#### Data records:
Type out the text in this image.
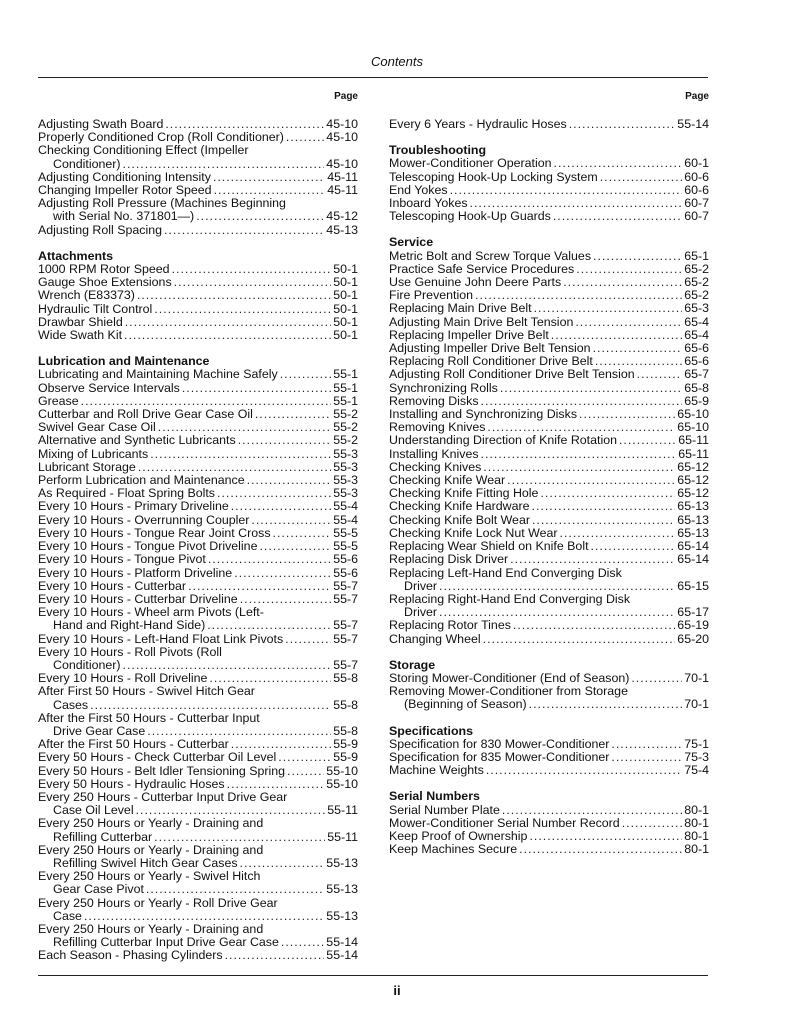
Contents
Page
Adjusting Swath Board .....	45-10
Properly Conditioned Crop (Roll Conditioner) .....	45-10
Checking Conditioning Effect (Impeller
Conditioner) .....	45-10
Adjusting Conditioning Intensity .....	45-11
Changing Impeller Rotor Speed .....	45-11
Adjusting Roll Pressure (Machines Beginning
with Serial No. 371801—) .....	45-12
Adjusting Roll Spacing .....	45-13
Attachments
1000 RPM Rotor Speed .....	50-1
Gauge Shoe Extensions .....	50-1
Wrench (E83373) .....	50-1
Hydraulic Tilt Control .....	50-1
Drawbar Shield .....	50-1
Wide Swath Kit .....	50-1
Lubrication and Maintenance
Lubricating and Maintaining Machine Safely .....	55-1
Observe Service Intervals .....	55-1
Grease .....	55-1
Cutterbar and Roll Drive Gear Case Oil .....	55-2
Swivel Gear Case Oil .....	55-2
Alternative and Synthetic Lubricants .....	55-2
Mixing of Lubricants .....	55-3
Lubricant Storage .....	55-3
Perform Lubrication and Maintenance .....	55-3
As Required - Float Spring Bolts .....	55-3
Every 10 Hours - Primary Driveline .....	55-4
Every 10 Hours - Overrunning Coupler .....	55-4
Every 10 Hours - Tongue Rear Joint Cross .....	55-5
Every 10 Hours - Tongue Pivot Driveline .....	55-5
Every 10 Hours - Tongue Pivot .....	55-6
Every 10 Hours - Platform Driveline .....	55-6
Every 10 Hours - Cutterbar .....	55-7
Every 10 Hours - Cutterbar Driveline .....	55-7
Every 10 Hours - Wheel arm Pivots (Left-
Hand and Right-Hand Side) .....	55-7
Every 10 Hours - Left-Hand Float Link Pivots .....	55-7
Every 10 Hours - Roll Pivots (Roll
Conditioner) .....	55-7
Every 10 Hours - Roll Driveline .....	55-8
After First 50 Hours - Swivel Hitch Gear
Cases .....	55-8
After the First 50 Hours - Cutterbar Input
Drive Gear Case .....	55-8
After the First 50 Hours - Cutterbar .....	55-9
Every 50 Hours - Check Cutterbar Oil Level .....	55-9
Every 50 Hours - Belt Idler Tensioning Spring .....	55-10
Every 50 Hours - Hydraulic Hoses .....	55-10
Every 250 Hours - Cutterbar Input Drive Gear
Case Oil Level .....	55-11
Every 250 Hours or Yearly - Draining and
Refilling Cutterbar .....	55-11
Every 250 Hours or Yearly - Draining and
Refilling Swivel Hitch Gear Cases .....	55-13
Every 250 Hours or Yearly - Swivel Hitch
Gear Case Pivot .....	55-13
Every 250 Hours or Yearly - Roll Drive Gear
Case .....	55-13
Every 250 Hours or Yearly - Draining and
Refilling Cutterbar Input Drive Gear Case .....	55-14
Each Season - Phasing Cylinders .....	55-14
Page
Every 6 Years - Hydraulic Hoses .....	55-14
Troubleshooting
Mower-Conditioner Operation .....	60-1
Telescoping Hook-Up Locking System .....	60-6
End Yokes .....	60-6
Inboard Yokes .....	60-7
Telescoping Hook-Up Guards .....	60-7
Service
Metric Bolt and Screw Torque Values .....	65-1
Practice Safe Service Procedures .....	65-2
Use Genuine John Deere Parts .....	65-2
Fire Prevention .....	65-2
Replacing Main Drive Belt .....	65-3
Adjusting Main Drive Belt Tension .....	65-4
Replacing Impeller Drive Belt .....	65-4
Adjusting Impeller Drive Belt Tension .....	65-6
Replacing Roll Conditioner Drive Belt .....	65-6
Adjusting Roll Conditioner Drive Belt Tension .....	65-7
Synchronizing Rolls .....	65-8
Removing Disks .....	65-9
Installing and Synchronizing Disks .....	65-10
Removing Knives .....	65-10
Understanding Direction of Knife Rotation .....	65-11
Installing Knives .....	65-11
Checking Knives .....	65-12
Checking Knife Wear .....	65-12
Checking Knife Fitting Hole .....	65-12
Checking Knife Hardware .....	65-13
Checking Knife Bolt Wear .....	65-13
Checking Knife Lock Nut Wear .....	65-13
Replacing Wear Shield on Knife Bolt .....	65-14
Replacing Disk Driver .....	65-14
Replacing Left-Hand End Converging Disk
Driver .....	65-15
Replacing Right-Hand End Converging Disk
Driver .....	65-17
Replacing Rotor Tines .....	65-19
Changing Wheel .....	65-20
Storage
Storing Mower-Conditioner (End of Season) .....	70-1
Removing Mower-Conditioner from Storage
(Beginning of Season) .....	70-1
Specifications
Specification for 830 Mower-Conditioner .....	75-1
Specification for 835 Mower-Conditioner .....	75-3
Machine Weights .....	75-4
Serial Numbers
Serial Number Plate .....	80-1
Mower-Conditioner Serial Number Record .....	80-1
Keep Proof of Ownership .....	80-1
Keep Machines Secure .....	80-1
ii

#### STATED EXERCISE:
Extract from the material all lines containing the string "Keep".

#### WORKED ANSWER:
Keep Proof of Ownership .....	80-1
Keep Machines Secure .....	80-1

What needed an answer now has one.